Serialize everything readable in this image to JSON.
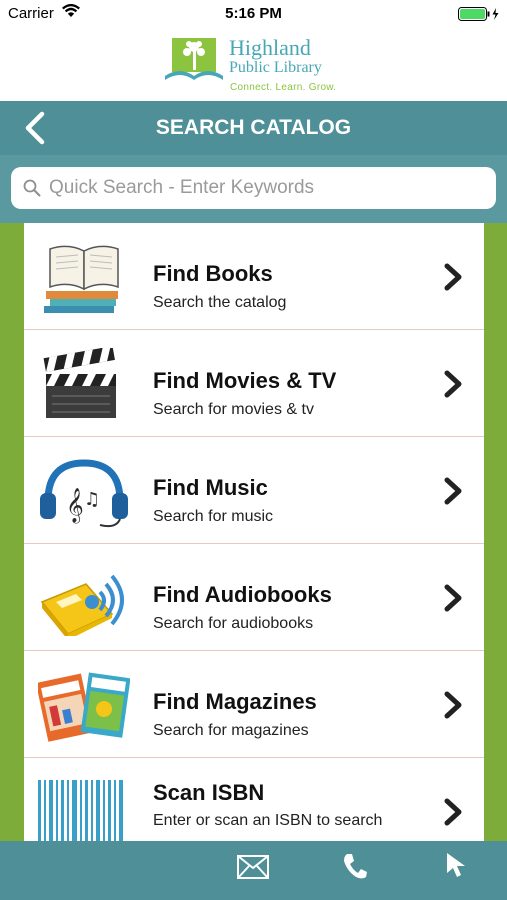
{
  "status_bar": {
    "carrier": "Carrier",
    "time": "5:16 PM"
  },
  "logo": {
    "line1": "Highland",
    "line2": "Public Library",
    "tagline": "Connect. Learn. Grow."
  },
  "nav": {
    "title": "SEARCH CATALOG",
    "back_icon": "chevron-left-icon"
  },
  "search": {
    "placeholder": "Quick Search - Enter Keywords",
    "value": ""
  },
  "items": [
    {
      "title": "Find Books",
      "subtitle": "Search the catalog",
      "icon": "books-icon"
    },
    {
      "title": "Find Movies & TV",
      "subtitle": "Search for movies & tv",
      "icon": "clapperboard-icon"
    },
    {
      "title": "Find Music",
      "subtitle": "Search for music",
      "icon": "headphones-icon"
    },
    {
      "title": "Find Audiobooks",
      "subtitle": "Search for audiobooks",
      "icon": "audiobook-icon"
    },
    {
      "title": "Find Magazines",
      "subtitle": "Search for magazines",
      "icon": "magazines-icon"
    },
    {
      "title": "Scan ISBN",
      "subtitle": "Enter or scan an ISBN to search",
      "icon": "barcode-icon"
    }
  ],
  "bottom_bar": {
    "icons": [
      "mail-icon",
      "phone-icon",
      "cursor-icon"
    ]
  },
  "colors": {
    "teal": "#4e8f98",
    "green": "#7eac3b",
    "brand": "#47a7b6"
  }
}
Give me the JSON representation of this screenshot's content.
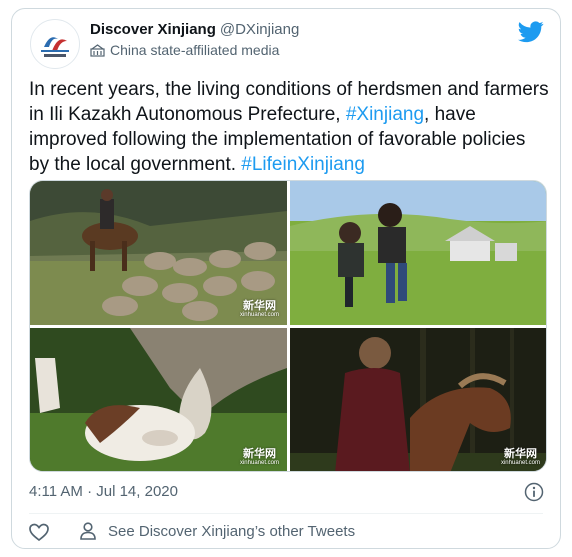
{
  "account": {
    "display_name": "Discover Xinjiang",
    "handle": "@DXinjiang",
    "label": "China state-affiliated media",
    "avatar_icon": "discover-xinjiang-logo-icon"
  },
  "tweet": {
    "text_lead": "In recent years, the living conditions of herdsmen and farmers in Ili Kazakh Autonomous Prefecture, ",
    "hashtag_1": "#Xinjiang",
    "text_mid": ", have improved following the implementation of favorable policies by the local government. ",
    "hashtag_2": "#LifeinXinjiang",
    "timestamp": "4:11 AM · Jul 14, 2020"
  },
  "media": {
    "photos": [
      {
        "subject": "rider on horse herding sheep",
        "watermark": "新华网"
      },
      {
        "subject": "two children playing on grassland near yurt",
        "watermark": ""
      },
      {
        "subject": "cow with newborn calf on grass",
        "watermark": "新华网"
      },
      {
        "subject": "herdsman with horse in dark forest",
        "watermark": "新华网"
      }
    ]
  },
  "actions": {
    "see_other": "See Discover Xinjiang’s other Tweets"
  },
  "colors": {
    "accent": "#1d9bf0",
    "muted_text": "#536471",
    "border": "#cfd9de"
  }
}
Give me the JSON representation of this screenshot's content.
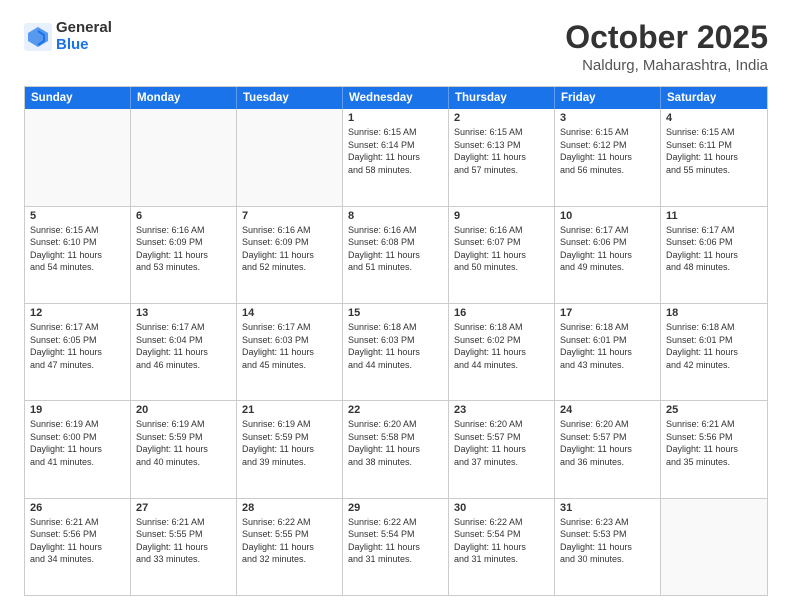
{
  "logo": {
    "general": "General",
    "blue": "Blue"
  },
  "title": {
    "month": "October 2025",
    "location": "Naldurg, Maharashtra, India"
  },
  "header_days": [
    "Sunday",
    "Monday",
    "Tuesday",
    "Wednesday",
    "Thursday",
    "Friday",
    "Saturday"
  ],
  "weeks": [
    [
      {
        "day": "",
        "text": ""
      },
      {
        "day": "",
        "text": ""
      },
      {
        "day": "",
        "text": ""
      },
      {
        "day": "1",
        "text": "Sunrise: 6:15 AM\nSunset: 6:14 PM\nDaylight: 11 hours\nand 58 minutes."
      },
      {
        "day": "2",
        "text": "Sunrise: 6:15 AM\nSunset: 6:13 PM\nDaylight: 11 hours\nand 57 minutes."
      },
      {
        "day": "3",
        "text": "Sunrise: 6:15 AM\nSunset: 6:12 PM\nDaylight: 11 hours\nand 56 minutes."
      },
      {
        "day": "4",
        "text": "Sunrise: 6:15 AM\nSunset: 6:11 PM\nDaylight: 11 hours\nand 55 minutes."
      }
    ],
    [
      {
        "day": "5",
        "text": "Sunrise: 6:15 AM\nSunset: 6:10 PM\nDaylight: 11 hours\nand 54 minutes."
      },
      {
        "day": "6",
        "text": "Sunrise: 6:16 AM\nSunset: 6:09 PM\nDaylight: 11 hours\nand 53 minutes."
      },
      {
        "day": "7",
        "text": "Sunrise: 6:16 AM\nSunset: 6:09 PM\nDaylight: 11 hours\nand 52 minutes."
      },
      {
        "day": "8",
        "text": "Sunrise: 6:16 AM\nSunset: 6:08 PM\nDaylight: 11 hours\nand 51 minutes."
      },
      {
        "day": "9",
        "text": "Sunrise: 6:16 AM\nSunset: 6:07 PM\nDaylight: 11 hours\nand 50 minutes."
      },
      {
        "day": "10",
        "text": "Sunrise: 6:17 AM\nSunset: 6:06 PM\nDaylight: 11 hours\nand 49 minutes."
      },
      {
        "day": "11",
        "text": "Sunrise: 6:17 AM\nSunset: 6:06 PM\nDaylight: 11 hours\nand 48 minutes."
      }
    ],
    [
      {
        "day": "12",
        "text": "Sunrise: 6:17 AM\nSunset: 6:05 PM\nDaylight: 11 hours\nand 47 minutes."
      },
      {
        "day": "13",
        "text": "Sunrise: 6:17 AM\nSunset: 6:04 PM\nDaylight: 11 hours\nand 46 minutes."
      },
      {
        "day": "14",
        "text": "Sunrise: 6:17 AM\nSunset: 6:03 PM\nDaylight: 11 hours\nand 45 minutes."
      },
      {
        "day": "15",
        "text": "Sunrise: 6:18 AM\nSunset: 6:03 PM\nDaylight: 11 hours\nand 44 minutes."
      },
      {
        "day": "16",
        "text": "Sunrise: 6:18 AM\nSunset: 6:02 PM\nDaylight: 11 hours\nand 44 minutes."
      },
      {
        "day": "17",
        "text": "Sunrise: 6:18 AM\nSunset: 6:01 PM\nDaylight: 11 hours\nand 43 minutes."
      },
      {
        "day": "18",
        "text": "Sunrise: 6:18 AM\nSunset: 6:01 PM\nDaylight: 11 hours\nand 42 minutes."
      }
    ],
    [
      {
        "day": "19",
        "text": "Sunrise: 6:19 AM\nSunset: 6:00 PM\nDaylight: 11 hours\nand 41 minutes."
      },
      {
        "day": "20",
        "text": "Sunrise: 6:19 AM\nSunset: 5:59 PM\nDaylight: 11 hours\nand 40 minutes."
      },
      {
        "day": "21",
        "text": "Sunrise: 6:19 AM\nSunset: 5:59 PM\nDaylight: 11 hours\nand 39 minutes."
      },
      {
        "day": "22",
        "text": "Sunrise: 6:20 AM\nSunset: 5:58 PM\nDaylight: 11 hours\nand 38 minutes."
      },
      {
        "day": "23",
        "text": "Sunrise: 6:20 AM\nSunset: 5:57 PM\nDaylight: 11 hours\nand 37 minutes."
      },
      {
        "day": "24",
        "text": "Sunrise: 6:20 AM\nSunset: 5:57 PM\nDaylight: 11 hours\nand 36 minutes."
      },
      {
        "day": "25",
        "text": "Sunrise: 6:21 AM\nSunset: 5:56 PM\nDaylight: 11 hours\nand 35 minutes."
      }
    ],
    [
      {
        "day": "26",
        "text": "Sunrise: 6:21 AM\nSunset: 5:56 PM\nDaylight: 11 hours\nand 34 minutes."
      },
      {
        "day": "27",
        "text": "Sunrise: 6:21 AM\nSunset: 5:55 PM\nDaylight: 11 hours\nand 33 minutes."
      },
      {
        "day": "28",
        "text": "Sunrise: 6:22 AM\nSunset: 5:55 PM\nDaylight: 11 hours\nand 32 minutes."
      },
      {
        "day": "29",
        "text": "Sunrise: 6:22 AM\nSunset: 5:54 PM\nDaylight: 11 hours\nand 31 minutes."
      },
      {
        "day": "30",
        "text": "Sunrise: 6:22 AM\nSunset: 5:54 PM\nDaylight: 11 hours\nand 31 minutes."
      },
      {
        "day": "31",
        "text": "Sunrise: 6:23 AM\nSunset: 5:53 PM\nDaylight: 11 hours\nand 30 minutes."
      },
      {
        "day": "",
        "text": ""
      }
    ]
  ]
}
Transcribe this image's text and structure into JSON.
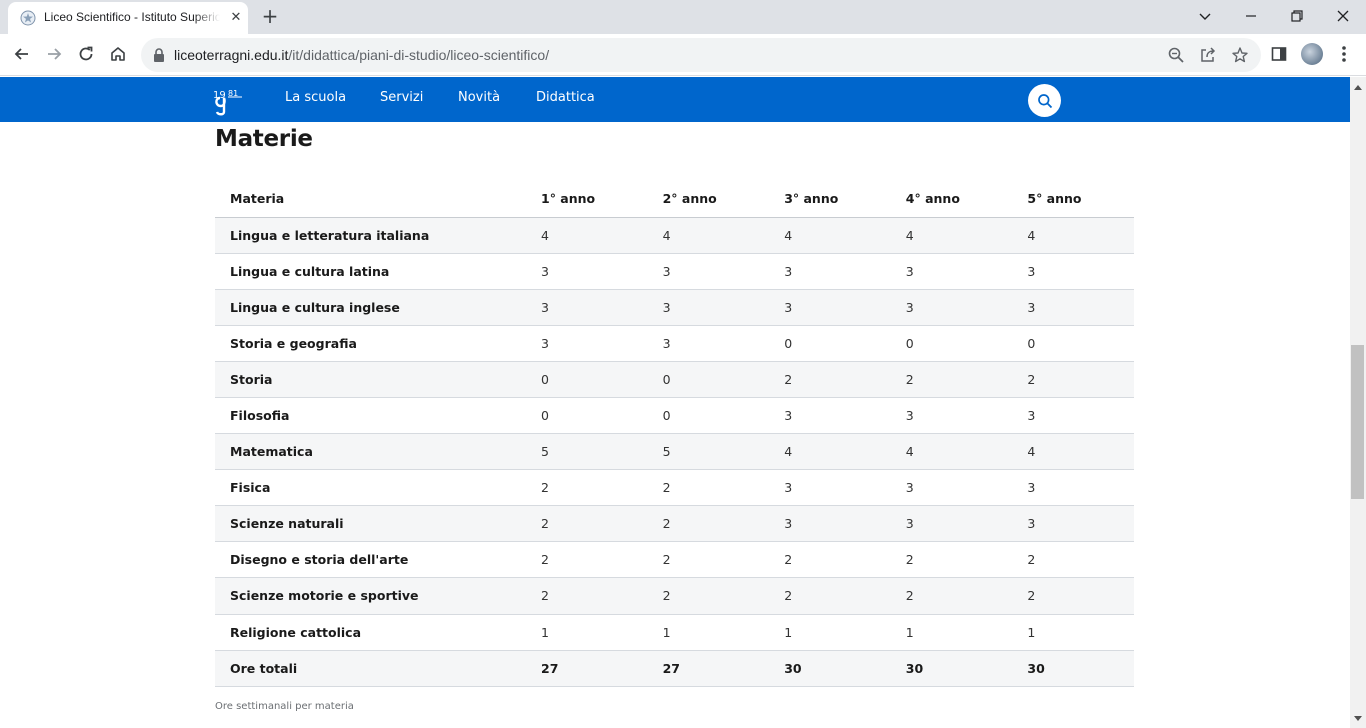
──────────
What is expected ->
Filter for "this". Return all lines that hold it.

Answer in full ->
Serialize everything readable in this image to JSON.
Give me the JSON representation of this screenshot's content.
Give me the JSON representation of this screenshot's content.
Transcribe this image's text and structure into JSON.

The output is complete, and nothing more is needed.